WRITTEN PROBLEM: Repeat every line below exactly, word for word.

TASK INPUT:
□ □ □ □

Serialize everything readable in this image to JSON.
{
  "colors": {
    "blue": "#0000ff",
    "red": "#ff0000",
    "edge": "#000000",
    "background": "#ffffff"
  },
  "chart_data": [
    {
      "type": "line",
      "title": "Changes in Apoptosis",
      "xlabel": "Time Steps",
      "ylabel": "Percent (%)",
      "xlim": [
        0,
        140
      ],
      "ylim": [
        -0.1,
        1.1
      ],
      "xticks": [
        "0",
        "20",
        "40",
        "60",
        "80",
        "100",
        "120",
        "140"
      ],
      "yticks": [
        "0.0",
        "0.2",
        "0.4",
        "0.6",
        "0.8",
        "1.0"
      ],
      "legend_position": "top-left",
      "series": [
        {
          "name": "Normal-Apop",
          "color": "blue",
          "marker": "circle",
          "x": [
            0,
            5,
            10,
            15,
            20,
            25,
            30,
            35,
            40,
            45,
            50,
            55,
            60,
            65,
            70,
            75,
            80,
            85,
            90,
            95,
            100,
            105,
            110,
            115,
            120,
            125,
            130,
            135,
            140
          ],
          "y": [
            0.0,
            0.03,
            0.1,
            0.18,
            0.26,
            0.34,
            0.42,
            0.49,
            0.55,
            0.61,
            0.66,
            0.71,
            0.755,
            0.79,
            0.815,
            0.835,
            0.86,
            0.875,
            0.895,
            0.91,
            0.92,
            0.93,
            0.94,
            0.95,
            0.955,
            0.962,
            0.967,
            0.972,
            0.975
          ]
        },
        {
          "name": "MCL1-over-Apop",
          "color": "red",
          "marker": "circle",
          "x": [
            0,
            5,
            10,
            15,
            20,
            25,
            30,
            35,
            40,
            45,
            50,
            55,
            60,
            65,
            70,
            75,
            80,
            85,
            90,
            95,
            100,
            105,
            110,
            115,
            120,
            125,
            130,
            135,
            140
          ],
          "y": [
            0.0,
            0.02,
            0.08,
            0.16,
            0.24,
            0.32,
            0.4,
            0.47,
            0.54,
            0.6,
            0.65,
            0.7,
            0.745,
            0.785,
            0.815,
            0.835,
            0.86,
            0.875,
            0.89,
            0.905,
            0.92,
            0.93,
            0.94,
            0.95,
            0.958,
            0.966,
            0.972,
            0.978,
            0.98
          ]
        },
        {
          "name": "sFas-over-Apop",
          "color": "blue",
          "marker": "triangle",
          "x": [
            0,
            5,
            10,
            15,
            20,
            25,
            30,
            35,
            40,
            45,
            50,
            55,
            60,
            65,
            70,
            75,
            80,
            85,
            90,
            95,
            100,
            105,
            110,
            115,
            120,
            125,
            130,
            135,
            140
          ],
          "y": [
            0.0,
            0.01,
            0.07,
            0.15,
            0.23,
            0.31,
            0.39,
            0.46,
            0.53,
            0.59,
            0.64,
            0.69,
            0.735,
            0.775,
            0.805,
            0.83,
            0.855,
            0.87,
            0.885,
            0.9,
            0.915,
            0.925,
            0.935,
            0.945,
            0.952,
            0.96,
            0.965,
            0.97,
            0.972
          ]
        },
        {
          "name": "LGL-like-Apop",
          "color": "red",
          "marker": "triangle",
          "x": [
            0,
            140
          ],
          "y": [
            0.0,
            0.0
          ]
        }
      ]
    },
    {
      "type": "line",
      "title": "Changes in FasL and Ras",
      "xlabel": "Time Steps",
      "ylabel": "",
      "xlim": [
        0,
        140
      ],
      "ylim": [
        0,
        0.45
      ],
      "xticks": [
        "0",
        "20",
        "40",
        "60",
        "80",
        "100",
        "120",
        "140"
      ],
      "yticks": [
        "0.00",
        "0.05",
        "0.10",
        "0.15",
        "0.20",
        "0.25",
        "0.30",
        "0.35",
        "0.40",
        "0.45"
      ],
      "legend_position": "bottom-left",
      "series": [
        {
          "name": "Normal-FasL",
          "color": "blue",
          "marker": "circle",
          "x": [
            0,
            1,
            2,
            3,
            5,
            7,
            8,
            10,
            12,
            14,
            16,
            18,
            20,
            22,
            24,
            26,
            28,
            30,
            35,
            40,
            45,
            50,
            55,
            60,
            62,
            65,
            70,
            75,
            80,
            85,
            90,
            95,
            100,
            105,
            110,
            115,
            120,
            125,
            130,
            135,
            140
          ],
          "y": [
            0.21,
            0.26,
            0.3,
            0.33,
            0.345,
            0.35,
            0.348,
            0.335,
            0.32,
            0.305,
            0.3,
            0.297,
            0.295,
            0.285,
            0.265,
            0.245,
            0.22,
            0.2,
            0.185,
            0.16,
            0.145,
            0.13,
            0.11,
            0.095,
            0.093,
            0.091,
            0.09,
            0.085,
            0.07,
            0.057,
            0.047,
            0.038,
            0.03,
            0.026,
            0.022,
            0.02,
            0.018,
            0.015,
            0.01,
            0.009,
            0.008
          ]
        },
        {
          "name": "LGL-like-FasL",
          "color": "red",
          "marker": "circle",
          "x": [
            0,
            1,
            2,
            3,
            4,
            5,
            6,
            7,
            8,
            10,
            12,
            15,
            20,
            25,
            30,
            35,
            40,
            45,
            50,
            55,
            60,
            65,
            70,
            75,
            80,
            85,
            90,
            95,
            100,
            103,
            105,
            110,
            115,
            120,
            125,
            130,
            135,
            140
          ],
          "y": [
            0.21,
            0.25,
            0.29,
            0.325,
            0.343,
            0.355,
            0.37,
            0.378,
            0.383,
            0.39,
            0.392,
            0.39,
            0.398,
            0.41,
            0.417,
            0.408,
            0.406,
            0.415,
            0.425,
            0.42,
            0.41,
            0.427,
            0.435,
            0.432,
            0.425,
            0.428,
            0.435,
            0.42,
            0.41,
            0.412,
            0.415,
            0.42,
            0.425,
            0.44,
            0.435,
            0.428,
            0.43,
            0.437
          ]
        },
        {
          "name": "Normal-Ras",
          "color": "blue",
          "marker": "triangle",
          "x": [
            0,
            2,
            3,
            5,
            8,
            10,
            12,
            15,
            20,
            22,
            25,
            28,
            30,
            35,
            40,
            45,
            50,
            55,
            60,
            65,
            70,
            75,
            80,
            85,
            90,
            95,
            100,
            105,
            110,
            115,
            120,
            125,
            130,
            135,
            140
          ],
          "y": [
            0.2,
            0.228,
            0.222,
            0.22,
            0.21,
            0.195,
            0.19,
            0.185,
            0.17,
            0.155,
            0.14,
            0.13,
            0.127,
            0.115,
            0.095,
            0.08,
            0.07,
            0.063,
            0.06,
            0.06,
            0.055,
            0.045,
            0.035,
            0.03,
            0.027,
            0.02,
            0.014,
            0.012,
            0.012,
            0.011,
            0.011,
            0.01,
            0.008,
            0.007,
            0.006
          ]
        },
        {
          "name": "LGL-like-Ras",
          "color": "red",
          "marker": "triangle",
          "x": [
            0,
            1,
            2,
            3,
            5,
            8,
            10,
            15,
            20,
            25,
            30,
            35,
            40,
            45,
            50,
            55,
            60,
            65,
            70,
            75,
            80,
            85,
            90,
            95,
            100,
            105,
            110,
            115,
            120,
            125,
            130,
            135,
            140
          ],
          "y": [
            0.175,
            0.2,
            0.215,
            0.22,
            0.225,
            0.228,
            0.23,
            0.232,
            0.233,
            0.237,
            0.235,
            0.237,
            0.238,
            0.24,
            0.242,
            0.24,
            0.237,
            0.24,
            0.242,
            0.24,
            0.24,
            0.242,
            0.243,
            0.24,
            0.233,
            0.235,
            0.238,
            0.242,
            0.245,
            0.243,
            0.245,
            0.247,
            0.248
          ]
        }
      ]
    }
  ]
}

□ □ □ □

RESPONSE BELOW:
Serialize everything readable in this image to JSON.
{
  "colors": {
    "blue": "#0000ff",
    "red": "#ff0000",
    "edge": "#000000",
    "background": "#ffffff"
  },
  "chart_data": [
    {
      "type": "line",
      "title": "Changes in Apoptosis",
      "xlabel": "Time Steps",
      "ylabel": "Percent (%)",
      "xlim": [
        0,
        140
      ],
      "ylim": [
        -0.1,
        1.1
      ],
      "xticks": [
        "0",
        "20",
        "40",
        "60",
        "80",
        "100",
        "120",
        "140"
      ],
      "yticks": [
        "0.0",
        "0.2",
        "0.4",
        "0.6",
        "0.8",
        "1.0"
      ],
      "legend_position": "top-left",
      "series": [
        {
          "name": "Normal-Apop",
          "color": "blue",
          "marker": "circle",
          "x": [
            0,
            5,
            10,
            15,
            20,
            25,
            30,
            35,
            40,
            45,
            50,
            55,
            60,
            65,
            70,
            75,
            80,
            85,
            90,
            95,
            100,
            105,
            110,
            115,
            120,
            125,
            130,
            135,
            140
          ],
          "y": [
            0.0,
            0.03,
            0.1,
            0.18,
            0.26,
            0.34,
            0.42,
            0.49,
            0.55,
            0.61,
            0.66,
            0.71,
            0.755,
            0.79,
            0.815,
            0.835,
            0.86,
            0.875,
            0.895,
            0.91,
            0.92,
            0.93,
            0.94,
            0.95,
            0.955,
            0.962,
            0.967,
            0.972,
            0.975
          ]
        },
        {
          "name": "MCL1-over-Apop",
          "color": "red",
          "marker": "circle",
          "x": [
            0,
            5,
            10,
            15,
            20,
            25,
            30,
            35,
            40,
            45,
            50,
            55,
            60,
            65,
            70,
            75,
            80,
            85,
            90,
            95,
            100,
            105,
            110,
            115,
            120,
            125,
            130,
            135,
            140
          ],
          "y": [
            0.0,
            0.02,
            0.08,
            0.16,
            0.24,
            0.32,
            0.4,
            0.47,
            0.54,
            0.6,
            0.65,
            0.7,
            0.745,
            0.785,
            0.815,
            0.835,
            0.86,
            0.875,
            0.89,
            0.905,
            0.92,
            0.93,
            0.94,
            0.95,
            0.958,
            0.966,
            0.972,
            0.978,
            0.98
          ]
        },
        {
          "name": "sFas-over-Apop",
          "color": "blue",
          "marker": "triangle",
          "x": [
            0,
            5,
            10,
            15,
            20,
            25,
            30,
            35,
            40,
            45,
            50,
            55,
            60,
            65,
            70,
            75,
            80,
            85,
            90,
            95,
            100,
            105,
            110,
            115,
            120,
            125,
            130,
            135,
            140
          ],
          "y": [
            0.0,
            0.01,
            0.07,
            0.15,
            0.23,
            0.31,
            0.39,
            0.46,
            0.53,
            0.59,
            0.64,
            0.69,
            0.735,
            0.775,
            0.805,
            0.83,
            0.855,
            0.87,
            0.885,
            0.9,
            0.915,
            0.925,
            0.935,
            0.945,
            0.952,
            0.96,
            0.965,
            0.97,
            0.972
          ]
        },
        {
          "name": "LGL-like-Apop",
          "color": "red",
          "marker": "triangle",
          "x": [
            0,
            140
          ],
          "y": [
            0.0,
            0.0
          ]
        }
      ]
    },
    {
      "type": "line",
      "title": "Changes in FasL and Ras",
      "xlabel": "Time Steps",
      "ylabel": "",
      "xlim": [
        0,
        140
      ],
      "ylim": [
        0,
        0.45
      ],
      "xticks": [
        "0",
        "20",
        "40",
        "60",
        "80",
        "100",
        "120",
        "140"
      ],
      "yticks": [
        "0.00",
        "0.05",
        "0.10",
        "0.15",
        "0.20",
        "0.25",
        "0.30",
        "0.35",
        "0.40",
        "0.45"
      ],
      "legend_position": "bottom-left",
      "series": [
        {
          "name": "Normal-FasL",
          "color": "blue",
          "marker": "circle",
          "x": [
            0,
            1,
            2,
            3,
            5,
            7,
            8,
            10,
            12,
            14,
            16,
            18,
            20,
            22,
            24,
            26,
            28,
            30,
            35,
            40,
            45,
            50,
            55,
            60,
            62,
            65,
            70,
            75,
            80,
            85,
            90,
            95,
            100,
            105,
            110,
            115,
            120,
            125,
            130,
            135,
            140
          ],
          "y": [
            0.21,
            0.26,
            0.3,
            0.33,
            0.345,
            0.35,
            0.348,
            0.335,
            0.32,
            0.305,
            0.3,
            0.297,
            0.295,
            0.285,
            0.265,
            0.245,
            0.22,
            0.2,
            0.185,
            0.16,
            0.145,
            0.13,
            0.11,
            0.095,
            0.093,
            0.091,
            0.09,
            0.085,
            0.07,
            0.057,
            0.047,
            0.038,
            0.03,
            0.026,
            0.022,
            0.02,
            0.018,
            0.015,
            0.01,
            0.009,
            0.008
          ]
        },
        {
          "name": "LGL-like-FasL",
          "color": "red",
          "marker": "circle",
          "x": [
            0,
            1,
            2,
            3,
            4,
            5,
            6,
            7,
            8,
            10,
            12,
            15,
            20,
            25,
            30,
            35,
            40,
            45,
            50,
            55,
            60,
            65,
            70,
            75,
            80,
            85,
            90,
            95,
            100,
            103,
            105,
            110,
            115,
            120,
            125,
            130,
            135,
            140
          ],
          "y": [
            0.21,
            0.25,
            0.29,
            0.325,
            0.343,
            0.355,
            0.37,
            0.378,
            0.383,
            0.39,
            0.392,
            0.39,
            0.398,
            0.41,
            0.417,
            0.408,
            0.406,
            0.415,
            0.425,
            0.42,
            0.41,
            0.427,
            0.435,
            0.432,
            0.425,
            0.428,
            0.435,
            0.42,
            0.41,
            0.412,
            0.415,
            0.42,
            0.425,
            0.44,
            0.435,
            0.428,
            0.43,
            0.437
          ]
        },
        {
          "name": "Normal-Ras",
          "color": "blue",
          "marker": "triangle",
          "x": [
            0,
            2,
            3,
            5,
            8,
            10,
            12,
            15,
            20,
            22,
            25,
            28,
            30,
            35,
            40,
            45,
            50,
            55,
            60,
            65,
            70,
            75,
            80,
            85,
            90,
            95,
            100,
            105,
            110,
            115,
            120,
            125,
            130,
            135,
            140
          ],
          "y": [
            0.2,
            0.228,
            0.222,
            0.22,
            0.21,
            0.195,
            0.19,
            0.185,
            0.17,
            0.155,
            0.14,
            0.13,
            0.127,
            0.115,
            0.095,
            0.08,
            0.07,
            0.063,
            0.06,
            0.06,
            0.055,
            0.045,
            0.035,
            0.03,
            0.027,
            0.02,
            0.014,
            0.012,
            0.012,
            0.011,
            0.011,
            0.01,
            0.008,
            0.007,
            0.006
          ]
        },
        {
          "name": "LGL-like-Ras",
          "color": "red",
          "marker": "triangle",
          "x": [
            0,
            1,
            2,
            3,
            5,
            8,
            10,
            15,
            20,
            25,
            30,
            35,
            40,
            45,
            50,
            55,
            60,
            65,
            70,
            75,
            80,
            85,
            90,
            95,
            100,
            105,
            110,
            115,
            120,
            125,
            130,
            135,
            140
          ],
          "y": [
            0.175,
            0.2,
            0.215,
            0.22,
            0.225,
            0.228,
            0.23,
            0.232,
            0.233,
            0.237,
            0.235,
            0.237,
            0.238,
            0.24,
            0.242,
            0.24,
            0.237,
            0.24,
            0.242,
            0.24,
            0.24,
            0.242,
            0.243,
            0.24,
            0.233,
            0.235,
            0.238,
            0.242,
            0.245,
            0.243,
            0.245,
            0.247,
            0.248
          ]
        }
      ]
    }
  ]
}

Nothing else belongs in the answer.